┌──

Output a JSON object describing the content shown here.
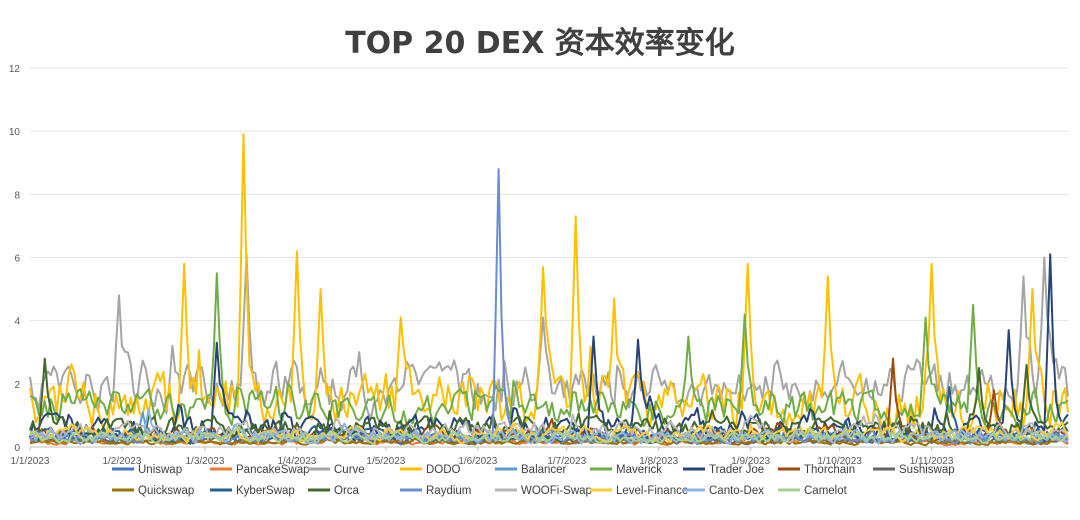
{
  "chart_data": {
    "type": "line",
    "title": "TOP 20 DEX 资本效率变化",
    "xlabel": "",
    "ylabel": "",
    "ylim": [
      0,
      12
    ],
    "yticks": [
      "0",
      "2",
      "4",
      "6",
      "8",
      "10",
      "12"
    ],
    "xticks": [
      "1/1/2023",
      "1/2/2023",
      "1/3/2023",
      "1/4/2023",
      "1/5/2023",
      "1/6/2023",
      "1/7/2023",
      "1/8/2023",
      "1/9/2023",
      "1/10/2023",
      "1/11/2023"
    ],
    "x_range_days": [
      0,
      350
    ],
    "grid": "horizontal",
    "legend_position": "bottom",
    "series": [
      {
        "name": "Uniswap",
        "color": "#4472C4",
        "base": 0.3,
        "amp": 0.25,
        "spikes": []
      },
      {
        "name": "PancakeSwap",
        "color": "#ED7D31",
        "base": 0.15,
        "amp": 0.12,
        "spikes": []
      },
      {
        "name": "Curve",
        "color": "#A5A5A5",
        "base": 1.9,
        "amp": 1.1,
        "spikes": [
          [
            30,
            4.8
          ],
          [
            73,
            6.1
          ],
          [
            173,
            4.1
          ],
          [
            335,
            5.4
          ],
          [
            342,
            6.0
          ]
        ]
      },
      {
        "name": "DODO",
        "color": "#FFC000",
        "base": 1.4,
        "amp": 1.3,
        "spikes": [
          [
            52,
            5.8
          ],
          [
            72,
            9.9
          ],
          [
            90,
            6.2
          ],
          [
            98,
            5.0
          ],
          [
            125,
            4.1
          ],
          [
            173,
            5.7
          ],
          [
            184,
            7.3
          ],
          [
            197,
            4.7
          ],
          [
            242,
            5.8
          ],
          [
            269,
            5.4
          ],
          [
            304,
            5.8
          ],
          [
            338,
            5.0
          ]
        ]
      },
      {
        "name": "Balancer",
        "color": "#5B9BD5",
        "base": 0.3,
        "amp": 0.3,
        "spikes": [
          [
            38,
            1.1
          ]
        ]
      },
      {
        "name": "Maverick",
        "color": "#70AD47",
        "base": 1.2,
        "amp": 0.8,
        "spikes": [
          [
            63,
            5.5
          ],
          [
            222,
            3.5
          ],
          [
            241,
            4.2
          ],
          [
            302,
            4.1
          ],
          [
            318,
            4.5
          ]
        ]
      },
      {
        "name": "Trader Joe",
        "color": "#264478",
        "base": 0.6,
        "amp": 0.6,
        "spikes": [
          [
            63,
            3.3
          ],
          [
            190,
            3.5
          ],
          [
            205,
            3.4
          ],
          [
            330,
            3.7
          ],
          [
            344,
            6.1
          ]
        ]
      },
      {
        "name": "Thorchain",
        "color": "#9E480E",
        "base": 0.4,
        "amp": 0.3,
        "spikes": [
          [
            291,
            2.8
          ],
          [
            325,
            1.8
          ]
        ]
      },
      {
        "name": "Sushiswap",
        "color": "#636363",
        "base": 0.2,
        "amp": 0.15,
        "spikes": []
      },
      {
        "name": "Quickswap",
        "color": "#997300",
        "base": 0.15,
        "amp": 0.12,
        "spikes": []
      },
      {
        "name": "KyberSwap",
        "color": "#255E91",
        "base": 0.4,
        "amp": 0.35,
        "spikes": [
          [
            310,
            1.9
          ]
        ]
      },
      {
        "name": "Orca",
        "color": "#43682B",
        "base": 0.6,
        "amp": 0.5,
        "spikes": [
          [
            5,
            2.8
          ],
          [
            320,
            2.5
          ],
          [
            336,
            2.6
          ]
        ]
      },
      {
        "name": "Raydium",
        "color": "#698ED0",
        "base": 0.3,
        "amp": 0.25,
        "spikes": [
          [
            158,
            8.8
          ]
        ]
      },
      {
        "name": "WOOFi-Swap",
        "color": "#B7B7B7",
        "base": 0.5,
        "amp": 0.4,
        "spikes": []
      },
      {
        "name": "Level-Finance",
        "color": "#FFCD33",
        "base": 0.4,
        "amp": 0.35,
        "spikes": []
      },
      {
        "name": "Canto-Dex",
        "color": "#8CB4E3",
        "base": 0.3,
        "amp": 0.3,
        "spikes": [
          [
            40,
            1.2
          ]
        ]
      },
      {
        "name": "Camelot",
        "color": "#A9D18E",
        "base": 0.3,
        "amp": 0.25,
        "spikes": []
      }
    ]
  }
}
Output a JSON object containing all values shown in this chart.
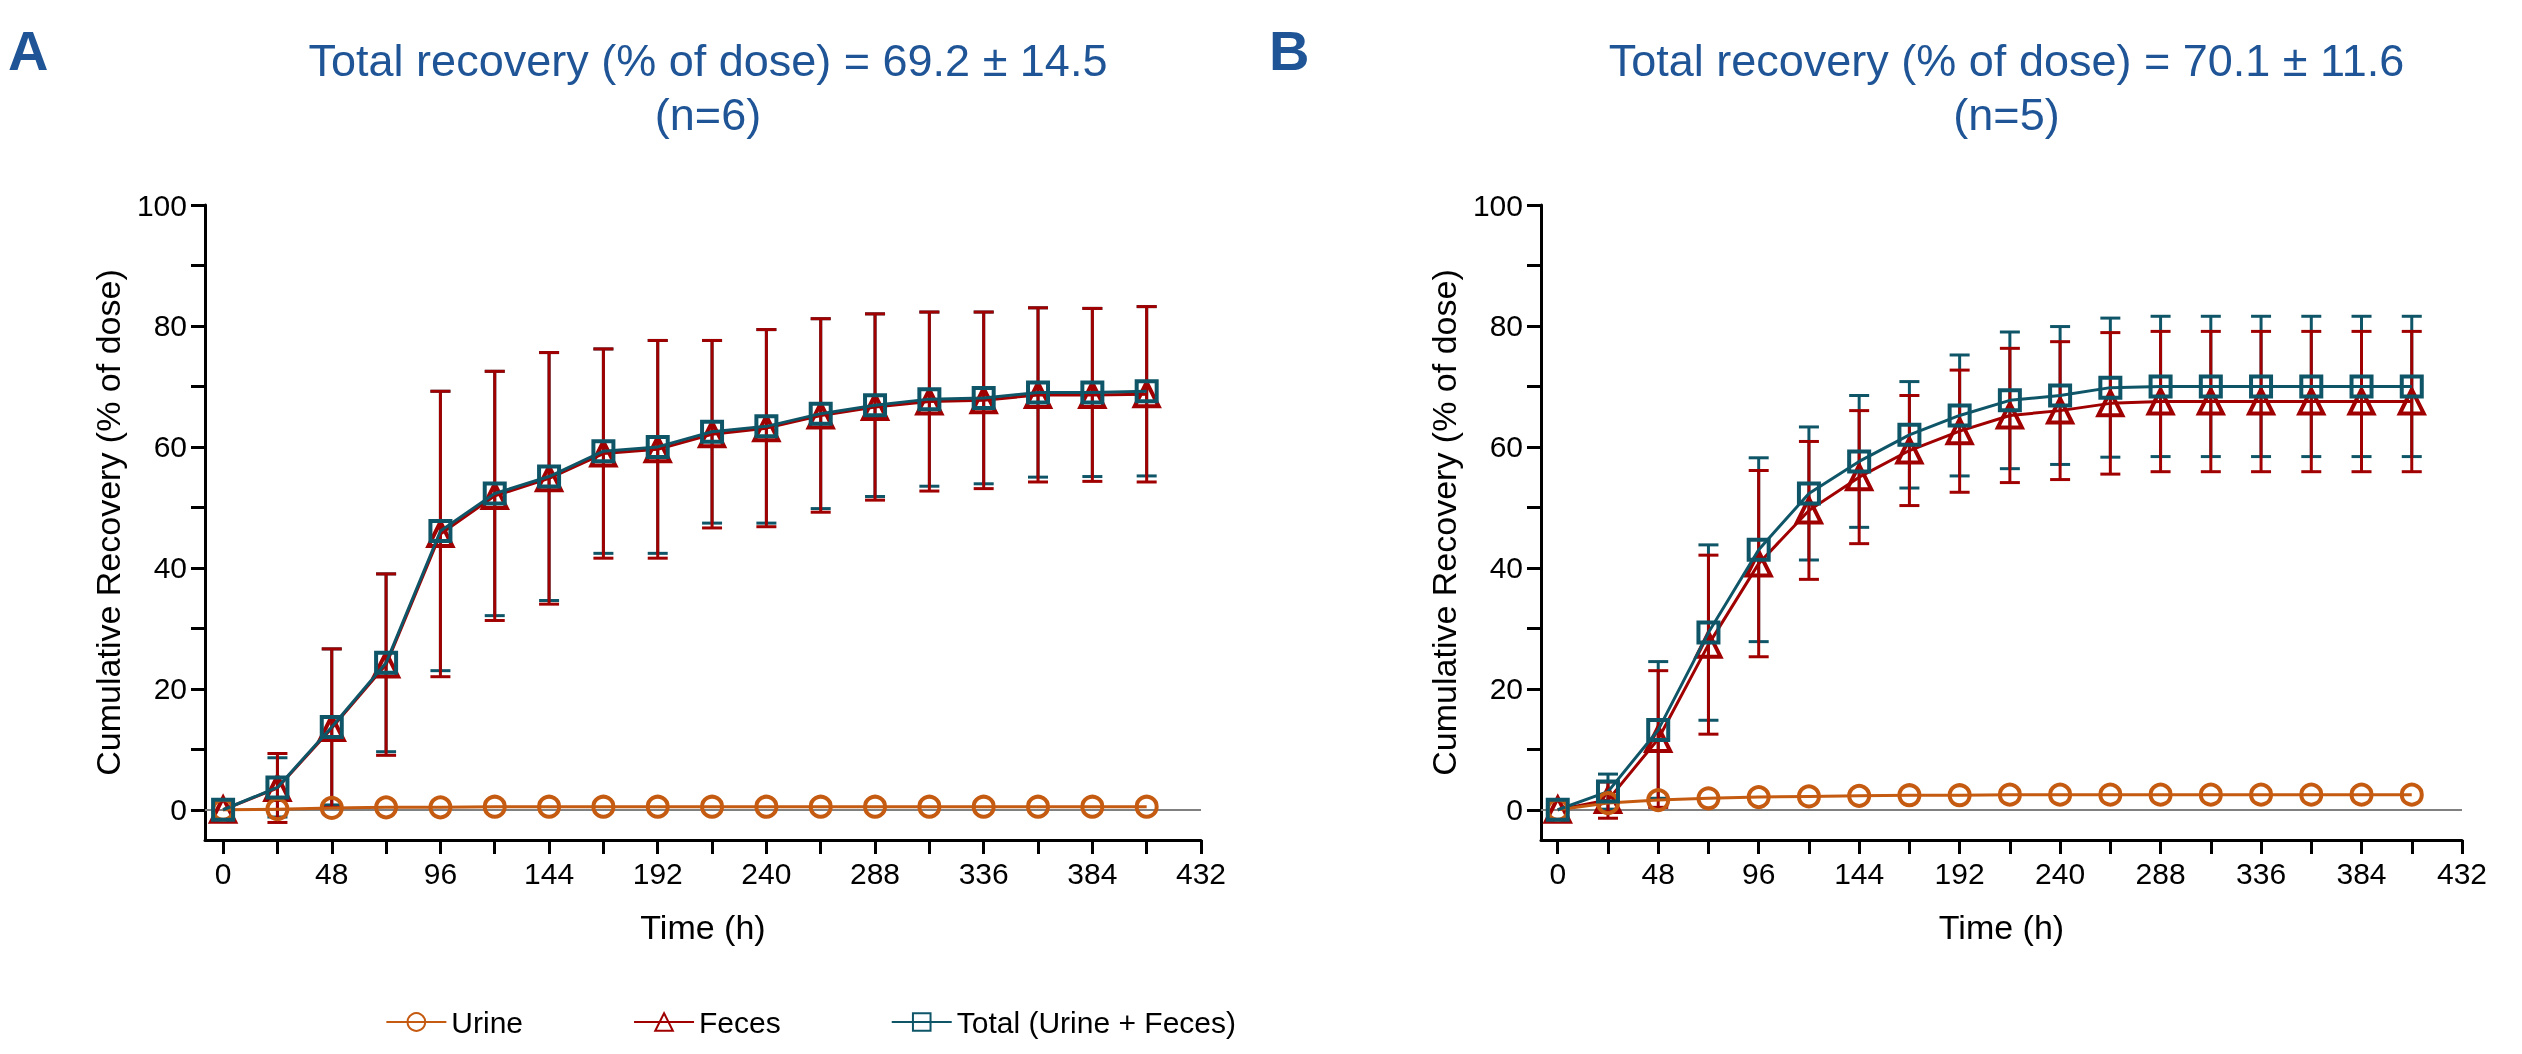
{
  "chart_data": [
    {
      "type": "line",
      "title": "Total recovery (% of dose) = 69.2 ± 14.5\n(n=6)",
      "xlabel": "Time (h)",
      "ylabel": "Cumulative Recovery (% of dose)",
      "annotations": [
        "A"
      ],
      "x": [
        0,
        24,
        48,
        72,
        96,
        120,
        144,
        168,
        192,
        216,
        240,
        264,
        288,
        312,
        336,
        360,
        384,
        408
      ],
      "series": [
        {
          "name": "Urine",
          "color": "#c55a11",
          "marker": "circle",
          "values": [
            0,
            0.1,
            0.3,
            0.4,
            0.4,
            0.5,
            0.5,
            0.5,
            0.5,
            0.5,
            0.5,
            0.5,
            0.5,
            0.5,
            0.5,
            0.5,
            0.5,
            0.5
          ]
        },
        {
          "name": "Feces",
          "color": "#a00000",
          "marker": "triangle",
          "values": [
            0,
            3.6,
            13.5,
            24,
            45.6,
            51.9,
            54.8,
            58.9,
            59.6,
            62.1,
            63.1,
            65.2,
            66.6,
            67.5,
            67.7,
            68.6,
            68.6,
            68.7
          ],
          "errors": [
            null,
            5.7,
            13.1,
            15,
            23.6,
            20.6,
            20.8,
            17.3,
            18,
            15.5,
            16.3,
            16,
            15.4,
            14.8,
            14.6,
            14.4,
            14.3,
            14.5
          ]
        },
        {
          "name": "Total (Urine + Feces)",
          "color": "#0f5568",
          "marker": "square",
          "values": [
            0,
            3.7,
            13.7,
            24.3,
            46.1,
            52.3,
            55.1,
            59.3,
            60,
            62.5,
            63.4,
            65.5,
            66.9,
            67.9,
            68.1,
            69,
            69,
            69.2
          ],
          "errors": [
            null,
            4.9,
            12.9,
            14.7,
            23.1,
            20.2,
            20.5,
            16.9,
            17.6,
            15.1,
            16,
            15.7,
            15.1,
            14.4,
            14.2,
            14,
            13.9,
            14
          ]
        }
      ],
      "xlim": [
        -8,
        432
      ],
      "xticks": [
        0,
        {
          "value": 24,
          "label": null
        },
        48,
        {
          "value": 72,
          "label": null
        },
        96,
        {
          "value": 120,
          "label": null
        },
        144,
        {
          "value": 168,
          "label": null
        },
        192,
        {
          "value": 216,
          "label": null
        },
        240,
        {
          "value": 264,
          "label": null
        },
        288,
        {
          "value": 312,
          "label": null
        },
        336,
        {
          "value": 360,
          "label": null
        },
        384,
        {
          "value": 408,
          "label": null
        },
        432
      ],
      "ylim": [
        -5,
        100
      ],
      "yticks": [
        0,
        {
          "value": 10,
          "label": null
        },
        20,
        {
          "value": 30,
          "label": null
        },
        40,
        {
          "value": 50,
          "label": null
        },
        60,
        {
          "value": 70,
          "label": null
        },
        80,
        {
          "value": 90,
          "label": null
        },
        100
      ],
      "ref_lines": [
        {
          "axis": "y",
          "value": 0,
          "color": "#808080"
        }
      ],
      "legend": "bottom",
      "grid": false
    },
    {
      "type": "line",
      "title": "Total recovery (% of dose) = 70.1 ± 11.6\n(n=5)",
      "xlabel": "Time (h)",
      "ylabel": "Cumulative Recovery (% of dose)",
      "annotations": [
        "B"
      ],
      "x": [
        0,
        24,
        48,
        72,
        96,
        120,
        144,
        168,
        192,
        216,
        240,
        264,
        288,
        312,
        336,
        360,
        384,
        408
      ],
      "series": [
        {
          "color": "#c55a11",
          "marker": "circle",
          "values": [
            0,
            1.1,
            1.6,
            1.9,
            2.1,
            2.2,
            2.3,
            2.4,
            2.4,
            2.5,
            2.5,
            2.5,
            2.5,
            2.5,
            2.5,
            2.5,
            2.5,
            2.5
          ]
        },
        {
          "color": "#a00000",
          "marker": "triangle",
          "values": [
            0,
            1.6,
            11.7,
            27.3,
            40.7,
            49.5,
            55,
            59.4,
            62.6,
            65.2,
            66,
            67.2,
            67.5,
            67.5,
            67.5,
            67.5,
            67.5,
            67.5
          ],
          "errors": [
            null,
            3,
            11.3,
            14.8,
            15.4,
            11.4,
            11,
            9.1,
            10.1,
            11.1,
            11.4,
            11.7,
            11.6,
            11.6,
            11.6,
            11.6,
            11.6,
            11.6
          ]
        },
        {
          "color": "#0f5568",
          "marker": "square",
          "values": [
            0,
            3,
            13.2,
            29.3,
            43,
            52.3,
            57.6,
            62,
            65.2,
            67.7,
            68.5,
            69.8,
            70,
            70,
            70,
            70,
            70,
            70
          ],
          "errors": [
            null,
            2.9,
            11.3,
            14.5,
            15.2,
            11,
            10.9,
            8.8,
            10,
            11.3,
            11.4,
            11.5,
            11.6,
            11.6,
            11.6,
            11.6,
            11.6,
            11.6
          ]
        }
      ],
      "xlim": [
        -8,
        432
      ],
      "xticks": [
        0,
        {
          "value": 24,
          "label": null
        },
        48,
        {
          "value": 72,
          "label": null
        },
        96,
        {
          "value": 120,
          "label": null
        },
        144,
        {
          "value": 168,
          "label": null
        },
        192,
        {
          "value": 216,
          "label": null
        },
        240,
        {
          "value": 264,
          "label": null
        },
        288,
        {
          "value": 312,
          "label": null
        },
        336,
        {
          "value": 360,
          "label": null
        },
        384,
        {
          "value": 408,
          "label": null
        },
        432
      ],
      "ylim": [
        -5,
        100
      ],
      "yticks": [
        0,
        {
          "value": 10,
          "label": null
        },
        20,
        {
          "value": 30,
          "label": null
        },
        40,
        {
          "value": 50,
          "label": null
        },
        60,
        {
          "value": 70,
          "label": null
        },
        80,
        {
          "value": 90,
          "label": null
        },
        100
      ],
      "ref_lines": [
        {
          "axis": "y",
          "value": 0,
          "color": "#808080"
        }
      ],
      "grid": false
    }
  ]
}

└──

### YOUR GOAL
Search the preceding listing for "bottom" and extract every line where it is found.

### EXERCISE SOLUTION
    "legend_position": "bottom",
      "legend": "bottom",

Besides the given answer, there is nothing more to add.